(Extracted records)
↓↓↓

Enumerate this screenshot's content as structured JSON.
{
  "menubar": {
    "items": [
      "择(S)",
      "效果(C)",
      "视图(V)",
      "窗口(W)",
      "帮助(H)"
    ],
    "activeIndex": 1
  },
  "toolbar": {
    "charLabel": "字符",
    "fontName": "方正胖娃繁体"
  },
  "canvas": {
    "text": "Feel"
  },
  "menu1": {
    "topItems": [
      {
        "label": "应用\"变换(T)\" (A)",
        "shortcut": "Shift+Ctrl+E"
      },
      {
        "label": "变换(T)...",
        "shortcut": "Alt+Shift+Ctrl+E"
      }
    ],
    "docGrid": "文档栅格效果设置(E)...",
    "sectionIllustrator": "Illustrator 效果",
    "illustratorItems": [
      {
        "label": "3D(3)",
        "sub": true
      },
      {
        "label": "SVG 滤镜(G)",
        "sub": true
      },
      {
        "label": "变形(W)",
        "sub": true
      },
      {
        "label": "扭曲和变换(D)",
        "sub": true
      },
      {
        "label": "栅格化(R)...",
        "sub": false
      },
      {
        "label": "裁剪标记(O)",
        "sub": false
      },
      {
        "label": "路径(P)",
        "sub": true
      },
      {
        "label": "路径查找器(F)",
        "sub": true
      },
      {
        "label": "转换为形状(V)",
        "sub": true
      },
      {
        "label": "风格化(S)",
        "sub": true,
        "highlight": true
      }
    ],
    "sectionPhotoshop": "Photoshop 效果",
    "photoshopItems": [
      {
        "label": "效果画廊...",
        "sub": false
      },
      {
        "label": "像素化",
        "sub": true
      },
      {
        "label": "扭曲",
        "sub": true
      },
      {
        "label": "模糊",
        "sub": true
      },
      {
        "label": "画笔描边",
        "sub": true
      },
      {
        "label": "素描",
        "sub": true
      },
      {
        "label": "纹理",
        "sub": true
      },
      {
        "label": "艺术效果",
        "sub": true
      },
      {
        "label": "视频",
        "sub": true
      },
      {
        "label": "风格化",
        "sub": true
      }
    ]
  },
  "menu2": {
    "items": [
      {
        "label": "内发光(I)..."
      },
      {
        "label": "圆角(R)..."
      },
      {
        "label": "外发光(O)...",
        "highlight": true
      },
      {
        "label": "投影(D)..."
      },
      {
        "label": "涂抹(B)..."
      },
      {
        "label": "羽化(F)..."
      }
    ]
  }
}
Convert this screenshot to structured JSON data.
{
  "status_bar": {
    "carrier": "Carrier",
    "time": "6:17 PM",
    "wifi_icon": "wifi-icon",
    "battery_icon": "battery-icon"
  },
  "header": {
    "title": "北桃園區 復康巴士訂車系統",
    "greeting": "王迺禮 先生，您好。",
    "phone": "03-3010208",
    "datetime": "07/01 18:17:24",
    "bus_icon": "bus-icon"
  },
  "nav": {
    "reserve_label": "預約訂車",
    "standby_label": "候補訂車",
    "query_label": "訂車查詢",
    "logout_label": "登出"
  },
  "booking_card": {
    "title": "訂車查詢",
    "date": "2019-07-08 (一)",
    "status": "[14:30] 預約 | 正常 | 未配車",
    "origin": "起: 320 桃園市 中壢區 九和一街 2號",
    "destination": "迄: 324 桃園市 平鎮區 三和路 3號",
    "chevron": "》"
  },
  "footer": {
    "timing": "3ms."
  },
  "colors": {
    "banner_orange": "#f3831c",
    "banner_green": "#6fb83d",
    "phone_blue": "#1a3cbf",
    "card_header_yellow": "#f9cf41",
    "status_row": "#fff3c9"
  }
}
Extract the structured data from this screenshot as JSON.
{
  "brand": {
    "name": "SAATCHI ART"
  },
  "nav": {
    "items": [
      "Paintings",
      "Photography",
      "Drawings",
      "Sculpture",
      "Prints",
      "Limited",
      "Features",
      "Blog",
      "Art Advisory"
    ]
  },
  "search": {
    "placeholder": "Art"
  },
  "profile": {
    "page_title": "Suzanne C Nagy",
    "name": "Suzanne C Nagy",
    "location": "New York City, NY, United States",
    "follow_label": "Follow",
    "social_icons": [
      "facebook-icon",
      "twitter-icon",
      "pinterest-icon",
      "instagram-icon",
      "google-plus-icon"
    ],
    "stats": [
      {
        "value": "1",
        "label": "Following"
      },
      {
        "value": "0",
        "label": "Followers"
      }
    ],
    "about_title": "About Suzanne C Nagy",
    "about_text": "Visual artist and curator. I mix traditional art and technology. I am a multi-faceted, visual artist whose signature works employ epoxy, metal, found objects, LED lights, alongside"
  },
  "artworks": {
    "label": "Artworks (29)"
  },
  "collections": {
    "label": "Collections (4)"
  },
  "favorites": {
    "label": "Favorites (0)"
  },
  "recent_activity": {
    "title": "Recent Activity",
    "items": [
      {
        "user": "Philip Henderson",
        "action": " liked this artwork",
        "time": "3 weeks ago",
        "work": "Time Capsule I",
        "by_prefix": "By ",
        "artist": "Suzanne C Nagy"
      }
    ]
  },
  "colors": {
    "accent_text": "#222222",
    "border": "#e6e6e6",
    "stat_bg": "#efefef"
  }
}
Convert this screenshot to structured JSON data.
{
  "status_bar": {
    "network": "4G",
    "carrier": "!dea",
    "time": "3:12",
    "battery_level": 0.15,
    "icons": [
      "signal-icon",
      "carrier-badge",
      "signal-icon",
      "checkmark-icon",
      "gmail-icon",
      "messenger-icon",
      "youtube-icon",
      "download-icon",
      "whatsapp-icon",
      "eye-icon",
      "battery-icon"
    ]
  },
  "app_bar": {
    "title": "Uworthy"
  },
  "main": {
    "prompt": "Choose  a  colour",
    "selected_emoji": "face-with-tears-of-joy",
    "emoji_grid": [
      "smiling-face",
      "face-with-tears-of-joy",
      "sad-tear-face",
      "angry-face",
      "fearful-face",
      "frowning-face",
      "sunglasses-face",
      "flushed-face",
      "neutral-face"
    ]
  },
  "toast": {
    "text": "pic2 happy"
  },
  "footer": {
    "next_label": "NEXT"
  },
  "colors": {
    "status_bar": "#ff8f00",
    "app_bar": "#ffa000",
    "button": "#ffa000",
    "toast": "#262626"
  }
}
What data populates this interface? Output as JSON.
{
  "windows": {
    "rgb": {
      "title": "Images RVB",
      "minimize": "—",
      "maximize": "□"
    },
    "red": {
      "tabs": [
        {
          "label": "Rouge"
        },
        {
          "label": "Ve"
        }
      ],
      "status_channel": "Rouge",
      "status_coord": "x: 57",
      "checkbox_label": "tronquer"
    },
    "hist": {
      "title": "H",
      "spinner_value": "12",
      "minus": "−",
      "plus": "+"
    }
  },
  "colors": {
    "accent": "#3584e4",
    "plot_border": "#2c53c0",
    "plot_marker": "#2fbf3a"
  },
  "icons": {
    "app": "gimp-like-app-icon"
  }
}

↑↑↑

PROBLEM REQUIREMENTS:
Go through the material above line by line and copy it exactly.

OUTPUT:
Enumerate this screenshot's content as structured JSON.
{
  "menubar": {
    "items": [
      "择(S)",
      "效果(C)",
      "视图(V)",
      "窗口(W)",
      "帮助(H)"
    ],
    "activeIndex": 1
  },
  "toolbar": {
    "charLabel": "字符",
    "fontName": "方正胖娃繁体"
  },
  "canvas": {
    "text": "Feel"
  },
  "menu1": {
    "topItems": [
      {
        "label": "应用\"变换(T)\" (A)",
        "shortcut": "Shift+Ctrl+E"
      },
      {
        "label": "变换(T)...",
        "shortcut": "Alt+Shift+Ctrl+E"
      }
    ],
    "docGrid": "文档栅格效果设置(E)...",
    "sectionIllustrator": "Illustrator 效果",
    "illustratorItems": [
      {
        "label": "3D(3)",
        "sub": true
      },
      {
        "label": "SVG 滤镜(G)",
        "sub": true
      },
      {
        "label": "变形(W)",
        "sub": true
      },
      {
        "label": "扭曲和变换(D)",
        "sub": true
      },
      {
        "label": "栅格化(R)...",
        "sub": false
      },
      {
        "label": "裁剪标记(O)",
        "sub": false
      },
      {
        "label": "路径(P)",
        "sub": true
      },
      {
        "label": "路径查找器(F)",
        "sub": true
      },
      {
        "label": "转换为形状(V)",
        "sub": true
      },
      {
        "label": "风格化(S)",
        "sub": true,
        "highlight": true
      }
    ],
    "sectionPhotoshop": "Photoshop 效果",
    "photoshopItems": [
      {
        "label": "效果画廊...",
        "sub": false
      },
      {
        "label": "像素化",
        "sub": true
      },
      {
        "label": "扭曲",
        "sub": true
      },
      {
        "label": "模糊",
        "sub": true
      },
      {
        "label": "画笔描边",
        "sub": true
      },
      {
        "label": "素描",
        "sub": true
      },
      {
        "label": "纹理",
        "sub": true
      },
      {
        "label": "艺术效果",
        "sub": true
      },
      {
        "label": "视频",
        "sub": true
      },
      {
        "label": "风格化",
        "sub": true
      }
    ]
  },
  "menu2": {
    "items": [
      {
        "label": "内发光(I)..."
      },
      {
        "label": "圆角(R)..."
      },
      {
        "label": "外发光(O)...",
        "highlight": true
      },
      {
        "label": "投影(D)..."
      },
      {
        "label": "涂抹(B)..."
      },
      {
        "label": "羽化(F)..."
      }
    ]
  }
}
Convert this screenshot to structured JSON data.
{
  "status_bar": {
    "carrier": "Carrier",
    "time": "6:17 PM",
    "wifi_icon": "wifi-icon",
    "battery_icon": "battery-icon"
  },
  "header": {
    "title": "北桃園區 復康巴士訂車系統",
    "greeting": "王迺禮 先生，您好。",
    "phone": "03-3010208",
    "datetime": "07/01 18:17:24",
    "bus_icon": "bus-icon"
  },
  "nav": {
    "reserve_label": "預約訂車",
    "standby_label": "候補訂車",
    "query_label": "訂車查詢",
    "logout_label": "登出"
  },
  "booking_card": {
    "title": "訂車查詢",
    "date": "2019-07-08 (一)",
    "status": "[14:30] 預約 | 正常 | 未配車",
    "origin": "起: 320 桃園市 中壢區 九和一街 2號",
    "destination": "迄: 324 桃園市 平鎮區 三和路 3號",
    "chevron": "》"
  },
  "footer": {
    "timing": "3ms."
  },
  "colors": {
    "banner_orange": "#f3831c",
    "banner_green": "#6fb83d",
    "phone_blue": "#1a3cbf",
    "card_header_yellow": "#f9cf41",
    "status_row": "#fff3c9"
  }
}
Extract the structured data from this screenshot as JSON.
{
  "brand": {
    "name": "SAATCHI ART"
  },
  "nav": {
    "items": [
      "Paintings",
      "Photography",
      "Drawings",
      "Sculpture",
      "Prints",
      "Limited",
      "Features",
      "Blog",
      "Art Advisory"
    ]
  },
  "search": {
    "placeholder": "Art"
  },
  "profile": {
    "page_title": "Suzanne C Nagy",
    "name": "Suzanne C Nagy",
    "location": "New York City, NY, United States",
    "follow_label": "Follow",
    "social_icons": [
      "facebook-icon",
      "twitter-icon",
      "pinterest-icon",
      "instagram-icon",
      "google-plus-icon"
    ],
    "stats": [
      {
        "value": "1",
        "label": "Following"
      },
      {
        "value": "0",
        "label": "Followers"
      }
    ],
    "about_title": "About Suzanne C Nagy",
    "about_text": "Visual artist and curator. I mix traditional art and technology. I am a multi-faceted, visual artist whose signature works employ epoxy, metal, found objects, LED lights, alongside"
  },
  "artworks": {
    "label": "Artworks (29)"
  },
  "collections": {
    "label": "Collections (4)"
  },
  "favorites": {
    "label": "Favorites (0)"
  },
  "recent_activity": {
    "title": "Recent Activity",
    "items": [
      {
        "user": "Philip Henderson",
        "action": " liked this artwork",
        "time": "3 weeks ago",
        "work": "Time Capsule I",
        "by_prefix": "By ",
        "artist": "Suzanne C Nagy"
      }
    ]
  },
  "colors": {
    "accent_text": "#222222",
    "border": "#e6e6e6",
    "stat_bg": "#efefef"
  }
}
Convert this screenshot to structured JSON data.
{
  "status_bar": {
    "network": "4G",
    "carrier": "!dea",
    "time": "3:12",
    "battery_level": 0.15,
    "icons": [
      "signal-icon",
      "carrier-badge",
      "signal-icon",
      "checkmark-icon",
      "gmail-icon",
      "messenger-icon",
      "youtube-icon",
      "download-icon",
      "whatsapp-icon",
      "eye-icon",
      "battery-icon"
    ]
  },
  "app_bar": {
    "title": "Uworthy"
  },
  "main": {
    "prompt": "Choose  a  colour",
    "selected_emoji": "face-with-tears-of-joy",
    "emoji_grid": [
      "smiling-face",
      "face-with-tears-of-joy",
      "sad-tear-face",
      "angry-face",
      "fearful-face",
      "frowning-face",
      "sunglasses-face",
      "flushed-face",
      "neutral-face"
    ]
  },
  "toast": {
    "text": "pic2 happy"
  },
  "footer": {
    "next_label": "NEXT"
  },
  "colors": {
    "status_bar": "#ff8f00",
    "app_bar": "#ffa000",
    "button": "#ffa000",
    "toast": "#262626"
  }
}
What data populates this interface? Output as JSON.
{
  "windows": {
    "rgb": {
      "title": "Images RVB",
      "minimize": "—",
      "maximize": "□"
    },
    "red": {
      "tabs": [
        {
          "label": "Rouge"
        },
        {
          "label": "Ve"
        }
      ],
      "status_channel": "Rouge",
      "status_coord": "x: 57",
      "checkbox_label": "tronquer"
    },
    "hist": {
      "title": "H",
      "spinner_value": "12",
      "minus": "−",
      "plus": "+"
    }
  },
  "colors": {
    "accent": "#3584e4",
    "plot_border": "#2c53c0",
    "plot_marker": "#2fbf3a"
  },
  "icons": {
    "app": "gimp-like-app-icon"
  }
}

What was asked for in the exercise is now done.